▶ **AIM OF THE EXERCISE**:
Pick out the lines below that contain the string "JSON" and copy them all.

[start of EXTRACTED MATERIAL]

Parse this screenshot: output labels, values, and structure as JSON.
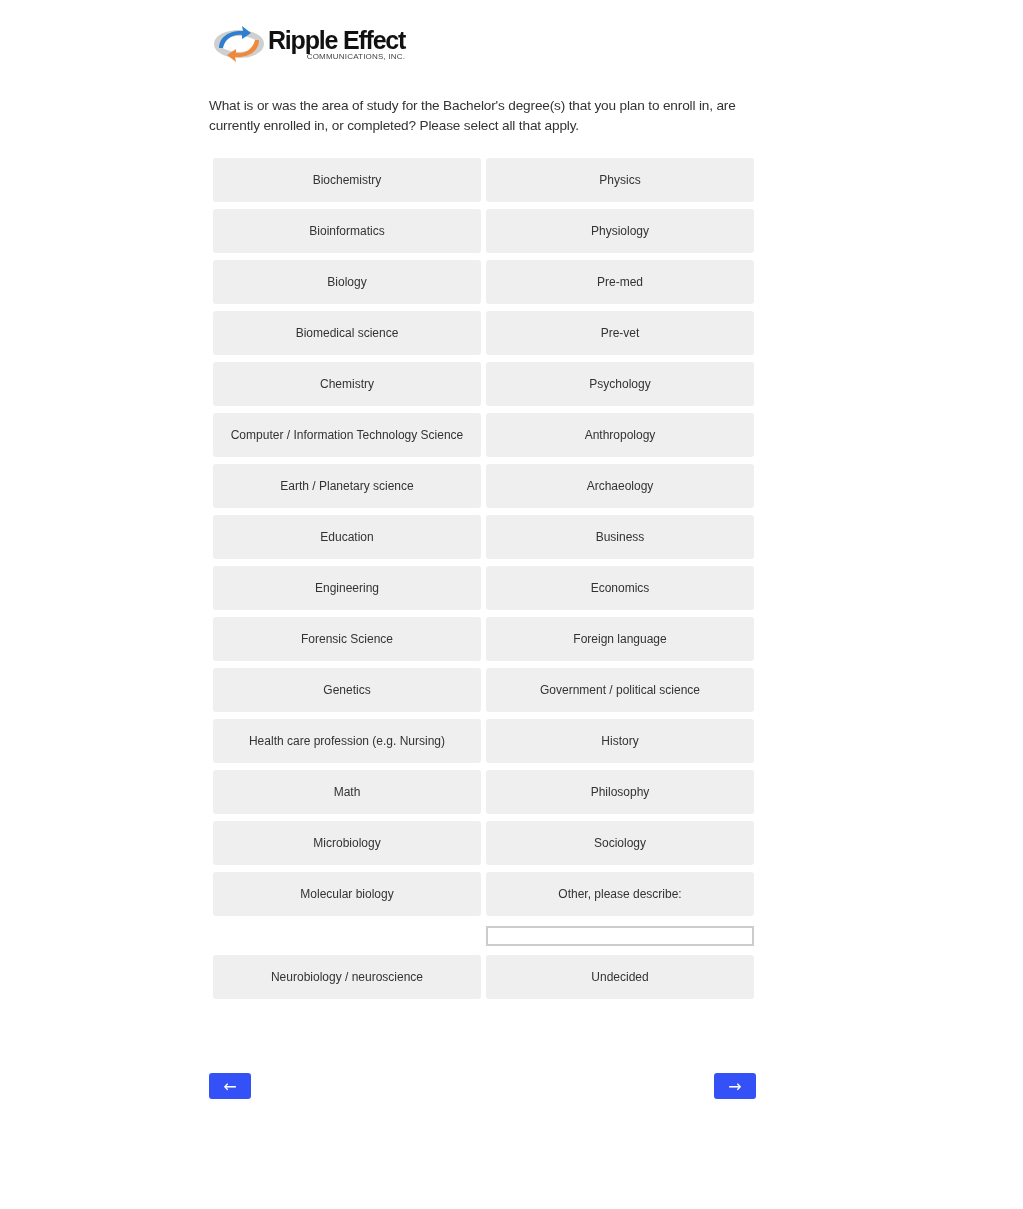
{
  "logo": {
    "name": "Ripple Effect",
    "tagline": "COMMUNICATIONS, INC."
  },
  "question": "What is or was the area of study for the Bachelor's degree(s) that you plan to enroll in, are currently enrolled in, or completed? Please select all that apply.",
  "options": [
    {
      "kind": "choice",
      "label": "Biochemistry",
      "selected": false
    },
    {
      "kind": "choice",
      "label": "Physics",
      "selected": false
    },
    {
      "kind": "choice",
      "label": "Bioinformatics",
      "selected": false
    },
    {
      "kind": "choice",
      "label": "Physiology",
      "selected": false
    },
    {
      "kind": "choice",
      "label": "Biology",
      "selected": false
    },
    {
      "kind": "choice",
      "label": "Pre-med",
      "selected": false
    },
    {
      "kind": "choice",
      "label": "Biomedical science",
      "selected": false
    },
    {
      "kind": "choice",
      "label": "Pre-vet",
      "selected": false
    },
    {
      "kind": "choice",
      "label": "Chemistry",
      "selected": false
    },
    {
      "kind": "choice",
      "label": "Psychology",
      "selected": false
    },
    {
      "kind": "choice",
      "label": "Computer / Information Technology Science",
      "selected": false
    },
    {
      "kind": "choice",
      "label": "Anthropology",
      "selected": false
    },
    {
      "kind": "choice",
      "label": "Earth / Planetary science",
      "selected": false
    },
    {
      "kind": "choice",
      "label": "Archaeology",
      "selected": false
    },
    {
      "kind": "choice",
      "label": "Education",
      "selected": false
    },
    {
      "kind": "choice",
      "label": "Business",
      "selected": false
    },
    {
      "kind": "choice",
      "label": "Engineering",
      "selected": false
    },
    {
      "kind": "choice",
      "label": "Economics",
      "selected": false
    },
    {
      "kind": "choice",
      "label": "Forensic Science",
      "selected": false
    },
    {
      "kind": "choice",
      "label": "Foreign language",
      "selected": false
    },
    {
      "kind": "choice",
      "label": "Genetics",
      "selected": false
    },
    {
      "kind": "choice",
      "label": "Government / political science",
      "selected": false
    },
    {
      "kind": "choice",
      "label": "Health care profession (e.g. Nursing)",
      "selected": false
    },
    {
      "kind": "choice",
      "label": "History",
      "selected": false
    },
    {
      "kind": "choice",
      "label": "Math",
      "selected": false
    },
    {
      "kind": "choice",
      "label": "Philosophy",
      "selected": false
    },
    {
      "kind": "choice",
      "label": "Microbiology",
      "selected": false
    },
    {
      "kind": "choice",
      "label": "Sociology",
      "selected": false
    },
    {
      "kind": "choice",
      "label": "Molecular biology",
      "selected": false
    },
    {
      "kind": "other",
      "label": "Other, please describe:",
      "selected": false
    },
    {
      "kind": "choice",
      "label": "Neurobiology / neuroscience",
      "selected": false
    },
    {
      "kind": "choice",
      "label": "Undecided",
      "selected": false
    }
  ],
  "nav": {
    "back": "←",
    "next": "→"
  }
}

[end of EXTRACTED MATERIAL]
[start of EXTRACTED MATERIAL]

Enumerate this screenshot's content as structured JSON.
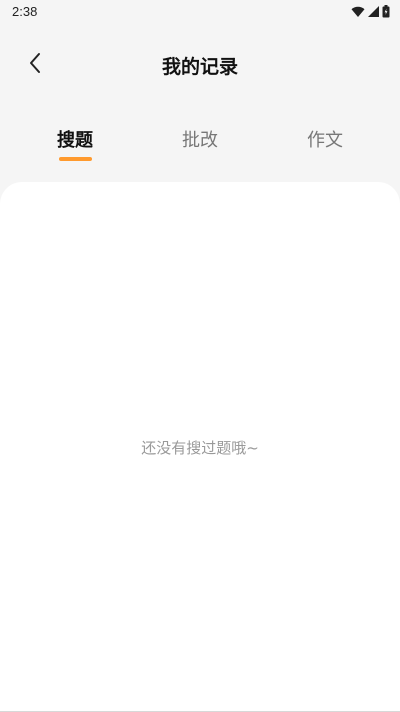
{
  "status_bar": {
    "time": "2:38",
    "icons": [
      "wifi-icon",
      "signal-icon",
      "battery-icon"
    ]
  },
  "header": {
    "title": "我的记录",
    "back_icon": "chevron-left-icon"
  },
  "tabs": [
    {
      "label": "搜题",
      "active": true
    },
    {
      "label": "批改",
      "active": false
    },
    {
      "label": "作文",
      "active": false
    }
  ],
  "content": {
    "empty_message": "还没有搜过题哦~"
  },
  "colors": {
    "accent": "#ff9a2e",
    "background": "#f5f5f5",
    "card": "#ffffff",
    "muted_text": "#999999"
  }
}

[end of EXTRACTED MATERIAL]

▶ **EXERCISE RESPONSE**:
Parse this screenshot: output labels, values, and structure as JSON.
Enumerate this screenshot's content as structured JSON.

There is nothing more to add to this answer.